*Data excerpts*:
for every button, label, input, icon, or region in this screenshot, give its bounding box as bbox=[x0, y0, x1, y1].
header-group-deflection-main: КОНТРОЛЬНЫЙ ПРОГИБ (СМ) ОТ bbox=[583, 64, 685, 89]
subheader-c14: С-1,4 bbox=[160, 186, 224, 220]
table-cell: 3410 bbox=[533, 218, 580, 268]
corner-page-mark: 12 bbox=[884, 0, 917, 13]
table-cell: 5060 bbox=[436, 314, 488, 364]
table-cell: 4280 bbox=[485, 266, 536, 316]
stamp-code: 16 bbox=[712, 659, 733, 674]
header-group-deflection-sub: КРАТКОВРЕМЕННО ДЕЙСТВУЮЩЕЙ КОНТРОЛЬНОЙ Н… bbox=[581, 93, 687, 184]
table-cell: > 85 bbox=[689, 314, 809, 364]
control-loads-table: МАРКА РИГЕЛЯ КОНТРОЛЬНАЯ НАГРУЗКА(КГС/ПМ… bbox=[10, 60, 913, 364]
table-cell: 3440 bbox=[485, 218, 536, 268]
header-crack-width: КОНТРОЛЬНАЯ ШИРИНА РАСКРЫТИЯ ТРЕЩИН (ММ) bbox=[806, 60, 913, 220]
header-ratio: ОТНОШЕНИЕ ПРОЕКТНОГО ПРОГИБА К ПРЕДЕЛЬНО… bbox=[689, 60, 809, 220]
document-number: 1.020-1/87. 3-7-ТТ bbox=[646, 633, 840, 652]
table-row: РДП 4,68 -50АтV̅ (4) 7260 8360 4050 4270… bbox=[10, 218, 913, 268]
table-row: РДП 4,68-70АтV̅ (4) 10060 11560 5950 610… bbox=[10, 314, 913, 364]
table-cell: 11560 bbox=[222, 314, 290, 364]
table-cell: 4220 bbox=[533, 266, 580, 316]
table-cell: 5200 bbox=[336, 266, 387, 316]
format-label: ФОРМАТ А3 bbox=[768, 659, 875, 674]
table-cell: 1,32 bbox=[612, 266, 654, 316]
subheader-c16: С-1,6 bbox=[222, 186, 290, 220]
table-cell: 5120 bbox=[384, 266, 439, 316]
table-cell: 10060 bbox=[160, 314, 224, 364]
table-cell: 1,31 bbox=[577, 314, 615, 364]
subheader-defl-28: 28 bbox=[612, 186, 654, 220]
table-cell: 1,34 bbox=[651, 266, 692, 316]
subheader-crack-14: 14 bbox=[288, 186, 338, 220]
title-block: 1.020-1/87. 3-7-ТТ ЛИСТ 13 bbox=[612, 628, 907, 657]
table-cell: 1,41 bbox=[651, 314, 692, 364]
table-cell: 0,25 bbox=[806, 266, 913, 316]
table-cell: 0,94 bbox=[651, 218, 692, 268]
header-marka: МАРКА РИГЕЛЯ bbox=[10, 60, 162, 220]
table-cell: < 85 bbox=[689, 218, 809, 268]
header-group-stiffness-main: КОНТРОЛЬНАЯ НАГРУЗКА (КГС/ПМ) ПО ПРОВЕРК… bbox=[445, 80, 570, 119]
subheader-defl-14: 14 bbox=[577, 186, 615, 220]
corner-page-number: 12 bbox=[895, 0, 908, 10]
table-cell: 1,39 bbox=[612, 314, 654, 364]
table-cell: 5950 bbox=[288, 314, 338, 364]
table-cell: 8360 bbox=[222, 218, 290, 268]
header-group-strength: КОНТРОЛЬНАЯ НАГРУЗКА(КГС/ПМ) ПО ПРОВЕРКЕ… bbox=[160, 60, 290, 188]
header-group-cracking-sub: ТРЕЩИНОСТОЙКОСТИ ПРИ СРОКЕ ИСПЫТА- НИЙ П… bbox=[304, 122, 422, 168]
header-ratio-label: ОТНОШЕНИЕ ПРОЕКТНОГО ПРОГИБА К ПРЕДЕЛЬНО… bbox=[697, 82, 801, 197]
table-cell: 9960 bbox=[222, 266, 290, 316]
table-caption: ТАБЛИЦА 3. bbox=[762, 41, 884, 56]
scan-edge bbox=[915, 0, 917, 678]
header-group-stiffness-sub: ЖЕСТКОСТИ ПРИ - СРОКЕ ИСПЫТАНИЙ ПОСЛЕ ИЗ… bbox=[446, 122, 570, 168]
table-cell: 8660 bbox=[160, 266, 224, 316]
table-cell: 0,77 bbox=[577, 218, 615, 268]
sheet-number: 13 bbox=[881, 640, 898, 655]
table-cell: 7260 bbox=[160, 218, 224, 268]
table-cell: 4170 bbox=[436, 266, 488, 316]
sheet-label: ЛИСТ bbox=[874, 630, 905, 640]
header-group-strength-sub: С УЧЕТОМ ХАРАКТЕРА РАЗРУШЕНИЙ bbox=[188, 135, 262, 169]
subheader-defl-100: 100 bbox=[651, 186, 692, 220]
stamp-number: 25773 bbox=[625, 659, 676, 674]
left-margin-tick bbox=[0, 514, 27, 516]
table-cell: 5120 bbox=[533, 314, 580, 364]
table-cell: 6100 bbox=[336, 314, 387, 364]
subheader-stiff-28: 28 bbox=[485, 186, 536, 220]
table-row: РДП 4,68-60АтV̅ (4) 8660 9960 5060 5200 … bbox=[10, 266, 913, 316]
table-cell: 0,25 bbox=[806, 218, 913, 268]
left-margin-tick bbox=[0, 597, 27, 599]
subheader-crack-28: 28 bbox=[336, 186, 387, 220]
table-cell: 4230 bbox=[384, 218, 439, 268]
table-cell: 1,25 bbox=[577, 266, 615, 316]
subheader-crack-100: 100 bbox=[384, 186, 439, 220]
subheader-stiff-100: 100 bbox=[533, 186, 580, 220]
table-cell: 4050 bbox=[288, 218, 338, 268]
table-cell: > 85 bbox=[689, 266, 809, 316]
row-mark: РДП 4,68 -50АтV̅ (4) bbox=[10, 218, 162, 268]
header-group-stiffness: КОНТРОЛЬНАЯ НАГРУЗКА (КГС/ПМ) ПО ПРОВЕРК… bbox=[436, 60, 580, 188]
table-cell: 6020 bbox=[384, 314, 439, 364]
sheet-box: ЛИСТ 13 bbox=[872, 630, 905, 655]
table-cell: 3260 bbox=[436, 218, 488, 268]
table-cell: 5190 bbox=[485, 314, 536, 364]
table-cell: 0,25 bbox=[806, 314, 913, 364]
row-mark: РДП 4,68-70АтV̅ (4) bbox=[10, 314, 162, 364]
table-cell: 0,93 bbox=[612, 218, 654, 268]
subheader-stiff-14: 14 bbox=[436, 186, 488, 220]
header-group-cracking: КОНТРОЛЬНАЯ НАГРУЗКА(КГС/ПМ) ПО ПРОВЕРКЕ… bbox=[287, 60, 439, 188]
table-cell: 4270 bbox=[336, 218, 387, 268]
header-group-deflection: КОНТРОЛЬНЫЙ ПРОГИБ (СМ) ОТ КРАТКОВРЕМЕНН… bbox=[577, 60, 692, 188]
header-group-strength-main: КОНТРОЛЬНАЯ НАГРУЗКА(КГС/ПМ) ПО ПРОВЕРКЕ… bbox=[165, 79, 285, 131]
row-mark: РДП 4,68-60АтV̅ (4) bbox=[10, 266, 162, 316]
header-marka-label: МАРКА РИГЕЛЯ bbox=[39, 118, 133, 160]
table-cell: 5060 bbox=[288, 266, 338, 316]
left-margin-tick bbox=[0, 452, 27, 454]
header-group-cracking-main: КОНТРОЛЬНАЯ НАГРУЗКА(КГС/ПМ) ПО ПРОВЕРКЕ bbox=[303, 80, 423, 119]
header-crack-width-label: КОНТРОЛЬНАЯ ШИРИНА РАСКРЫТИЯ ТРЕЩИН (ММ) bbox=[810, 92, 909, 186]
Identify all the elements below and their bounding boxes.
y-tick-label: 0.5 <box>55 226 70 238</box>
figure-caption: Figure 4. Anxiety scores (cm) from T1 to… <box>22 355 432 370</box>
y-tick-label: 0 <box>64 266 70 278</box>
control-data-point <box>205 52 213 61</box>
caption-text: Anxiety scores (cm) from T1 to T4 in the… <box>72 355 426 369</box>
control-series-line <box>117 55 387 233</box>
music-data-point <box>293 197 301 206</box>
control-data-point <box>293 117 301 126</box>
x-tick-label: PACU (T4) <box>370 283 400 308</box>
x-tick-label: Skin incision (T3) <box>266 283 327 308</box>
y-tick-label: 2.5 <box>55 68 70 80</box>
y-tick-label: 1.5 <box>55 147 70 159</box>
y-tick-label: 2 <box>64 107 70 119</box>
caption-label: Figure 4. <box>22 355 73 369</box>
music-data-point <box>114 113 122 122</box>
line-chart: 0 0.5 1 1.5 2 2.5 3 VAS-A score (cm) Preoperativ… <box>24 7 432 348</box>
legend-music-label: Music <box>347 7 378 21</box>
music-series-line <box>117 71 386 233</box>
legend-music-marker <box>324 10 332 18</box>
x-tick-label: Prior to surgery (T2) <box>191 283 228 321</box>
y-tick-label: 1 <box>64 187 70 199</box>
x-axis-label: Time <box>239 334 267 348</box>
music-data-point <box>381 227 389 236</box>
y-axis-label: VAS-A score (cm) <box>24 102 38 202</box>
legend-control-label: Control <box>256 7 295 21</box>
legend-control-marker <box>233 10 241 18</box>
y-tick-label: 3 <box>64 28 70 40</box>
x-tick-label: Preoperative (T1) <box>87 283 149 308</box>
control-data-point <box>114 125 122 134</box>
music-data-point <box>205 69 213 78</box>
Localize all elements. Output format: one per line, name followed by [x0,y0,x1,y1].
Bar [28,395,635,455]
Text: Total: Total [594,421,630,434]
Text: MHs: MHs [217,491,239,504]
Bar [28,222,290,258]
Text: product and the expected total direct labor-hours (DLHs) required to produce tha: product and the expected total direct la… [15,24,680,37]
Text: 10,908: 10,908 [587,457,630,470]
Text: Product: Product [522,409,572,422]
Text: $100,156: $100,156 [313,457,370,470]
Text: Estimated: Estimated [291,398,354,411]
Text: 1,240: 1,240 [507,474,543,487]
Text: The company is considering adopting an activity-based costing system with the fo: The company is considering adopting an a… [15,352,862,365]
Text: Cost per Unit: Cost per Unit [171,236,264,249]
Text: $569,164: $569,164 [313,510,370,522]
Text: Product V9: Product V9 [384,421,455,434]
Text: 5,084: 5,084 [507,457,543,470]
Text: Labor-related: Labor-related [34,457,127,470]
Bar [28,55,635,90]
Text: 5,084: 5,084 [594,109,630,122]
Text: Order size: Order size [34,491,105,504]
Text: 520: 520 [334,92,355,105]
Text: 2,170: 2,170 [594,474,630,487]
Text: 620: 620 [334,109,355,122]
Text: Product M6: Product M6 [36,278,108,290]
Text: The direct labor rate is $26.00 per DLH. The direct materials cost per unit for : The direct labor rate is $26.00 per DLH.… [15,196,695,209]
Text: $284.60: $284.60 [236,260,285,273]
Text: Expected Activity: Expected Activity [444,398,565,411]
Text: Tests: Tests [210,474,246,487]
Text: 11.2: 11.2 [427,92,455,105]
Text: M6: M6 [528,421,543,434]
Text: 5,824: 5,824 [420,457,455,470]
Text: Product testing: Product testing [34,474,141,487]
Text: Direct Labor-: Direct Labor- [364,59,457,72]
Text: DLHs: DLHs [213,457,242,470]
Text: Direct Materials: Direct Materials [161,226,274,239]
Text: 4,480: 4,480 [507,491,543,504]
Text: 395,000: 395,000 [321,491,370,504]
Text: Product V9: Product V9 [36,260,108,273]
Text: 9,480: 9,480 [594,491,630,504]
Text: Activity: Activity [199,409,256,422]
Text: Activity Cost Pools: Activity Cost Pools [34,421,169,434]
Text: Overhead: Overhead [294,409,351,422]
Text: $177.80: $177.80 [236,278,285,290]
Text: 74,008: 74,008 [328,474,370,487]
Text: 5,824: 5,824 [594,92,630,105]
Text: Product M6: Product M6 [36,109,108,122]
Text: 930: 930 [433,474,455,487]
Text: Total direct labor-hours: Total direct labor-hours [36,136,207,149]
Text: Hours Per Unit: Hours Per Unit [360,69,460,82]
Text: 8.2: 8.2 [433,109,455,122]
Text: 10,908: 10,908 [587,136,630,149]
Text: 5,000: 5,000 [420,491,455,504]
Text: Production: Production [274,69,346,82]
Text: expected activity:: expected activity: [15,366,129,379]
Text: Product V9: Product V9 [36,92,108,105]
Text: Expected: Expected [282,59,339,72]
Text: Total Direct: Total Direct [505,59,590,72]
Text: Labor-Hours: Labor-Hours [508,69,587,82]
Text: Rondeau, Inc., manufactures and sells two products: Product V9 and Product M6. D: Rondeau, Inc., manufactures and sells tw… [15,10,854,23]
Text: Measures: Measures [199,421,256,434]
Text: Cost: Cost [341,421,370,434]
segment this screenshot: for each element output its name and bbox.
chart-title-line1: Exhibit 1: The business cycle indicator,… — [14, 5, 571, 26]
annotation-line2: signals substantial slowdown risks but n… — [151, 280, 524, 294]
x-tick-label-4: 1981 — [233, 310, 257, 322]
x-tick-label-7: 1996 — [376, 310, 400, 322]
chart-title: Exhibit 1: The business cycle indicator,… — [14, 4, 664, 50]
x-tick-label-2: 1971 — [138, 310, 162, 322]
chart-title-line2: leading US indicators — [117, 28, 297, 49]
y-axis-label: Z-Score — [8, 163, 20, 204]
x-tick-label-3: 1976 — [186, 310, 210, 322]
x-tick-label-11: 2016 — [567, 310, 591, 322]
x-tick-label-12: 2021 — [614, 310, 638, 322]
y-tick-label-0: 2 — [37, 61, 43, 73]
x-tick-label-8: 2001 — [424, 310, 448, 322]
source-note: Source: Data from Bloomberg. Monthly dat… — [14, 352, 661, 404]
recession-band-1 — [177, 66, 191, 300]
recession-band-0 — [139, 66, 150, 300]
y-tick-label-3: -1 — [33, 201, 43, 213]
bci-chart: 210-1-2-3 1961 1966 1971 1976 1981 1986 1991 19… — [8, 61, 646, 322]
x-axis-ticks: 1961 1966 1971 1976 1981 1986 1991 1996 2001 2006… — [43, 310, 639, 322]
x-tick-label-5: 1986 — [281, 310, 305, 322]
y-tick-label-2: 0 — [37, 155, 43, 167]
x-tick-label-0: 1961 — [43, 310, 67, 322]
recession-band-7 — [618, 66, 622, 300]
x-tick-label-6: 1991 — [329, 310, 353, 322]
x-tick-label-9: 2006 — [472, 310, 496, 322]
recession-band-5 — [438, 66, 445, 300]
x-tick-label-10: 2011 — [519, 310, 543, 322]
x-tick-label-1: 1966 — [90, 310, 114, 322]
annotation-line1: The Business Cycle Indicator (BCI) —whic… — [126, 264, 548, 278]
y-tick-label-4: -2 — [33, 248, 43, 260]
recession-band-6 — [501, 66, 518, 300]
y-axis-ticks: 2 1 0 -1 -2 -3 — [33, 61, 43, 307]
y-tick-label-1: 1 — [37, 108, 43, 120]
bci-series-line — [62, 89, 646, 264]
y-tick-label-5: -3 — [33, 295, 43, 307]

*Directions for this task*: Render the material from its first line through the line that contains "document-number: 1.020-1/87. 3-7-ТТ", both included, as a JSON list of strings with one string per line and blank lines left out.

*Reply to the task*:
[
  "for every button, label, input, icon, or region in this screenshot, give its bounding box as bbox=[x0, y0, x1, y1].",
  "header-group-deflection-main: КОНТРОЛЬНЫЙ ПРОГИБ (СМ) ОТ bbox=[583, 64, 685, 89]",
  "subheader-c14: С-1,4 bbox=[160, 186, 224, 220]",
  "table-cell: 3410 bbox=[533, 218, 580, 268]",
  "corner-page-mark: 12 bbox=[884, 0, 917, 13]",
  "table-cell: 5060 bbox=[436, 314, 488, 364]",
  "table-cell: 4280 bbox=[485, 266, 536, 316]",
  "stamp-code: 16 bbox=[712, 659, 733, 674]",
  "header-group-deflection-sub: КРАТКОВРЕМЕННО ДЕЙСТВУЮЩЕЙ КОНТРОЛЬНОЙ Н… bbox=[581, 93, 687, 184]",
  "table-cell: > 85 bbox=[689, 314, 809, 364]",
  "control-loads-table: МАРКА РИГЕЛЯ КОНТРОЛЬНАЯ НАГРУЗКА(КГС/ПМ… bbox=[10, 60, 913, 364]",
  "table-cell: 3440 bbox=[485, 218, 536, 268]",
  "header-crack-width: КОНТРОЛЬНАЯ ШИРИНА РАСКРЫТИЯ ТРЕЩИН (ММ) bbox=[806, 60, 913, 220]",
  "header-ratio: ОТНОШЕНИЕ ПРОЕКТНОГО ПРОГИБА К ПРЕДЕЛЬНО… bbox=[689, 60, 809, 220]",
  "document-number: 1.020-1/87. 3-7-ТТ bbox=[646, 633, 840, 652]"
]